**DIRECTIONS FOR THIS TASK:**
Pick out the lines containing "сигнализация".

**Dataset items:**
** START **
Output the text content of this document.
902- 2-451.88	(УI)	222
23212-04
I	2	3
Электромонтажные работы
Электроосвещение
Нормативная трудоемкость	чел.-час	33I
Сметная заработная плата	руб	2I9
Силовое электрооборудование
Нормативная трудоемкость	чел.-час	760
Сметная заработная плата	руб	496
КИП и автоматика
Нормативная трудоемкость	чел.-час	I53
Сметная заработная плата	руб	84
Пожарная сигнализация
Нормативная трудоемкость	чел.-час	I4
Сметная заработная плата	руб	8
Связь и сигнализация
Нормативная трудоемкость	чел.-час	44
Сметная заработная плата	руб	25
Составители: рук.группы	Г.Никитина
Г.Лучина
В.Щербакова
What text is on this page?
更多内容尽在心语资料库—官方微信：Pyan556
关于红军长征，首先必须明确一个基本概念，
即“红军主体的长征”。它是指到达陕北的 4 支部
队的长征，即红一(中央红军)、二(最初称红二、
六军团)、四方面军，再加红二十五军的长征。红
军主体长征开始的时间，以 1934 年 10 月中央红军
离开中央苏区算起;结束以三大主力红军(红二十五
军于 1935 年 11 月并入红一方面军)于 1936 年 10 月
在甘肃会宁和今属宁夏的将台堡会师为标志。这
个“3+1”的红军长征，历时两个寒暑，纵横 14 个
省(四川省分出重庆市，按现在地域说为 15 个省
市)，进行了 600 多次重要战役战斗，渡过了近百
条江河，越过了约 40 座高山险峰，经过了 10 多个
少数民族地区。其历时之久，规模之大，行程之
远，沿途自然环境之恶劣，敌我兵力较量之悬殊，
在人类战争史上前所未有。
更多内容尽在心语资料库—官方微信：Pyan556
** END **
**FULL ANSWER:**
Пожарная сигнализация
Связь и сигнализация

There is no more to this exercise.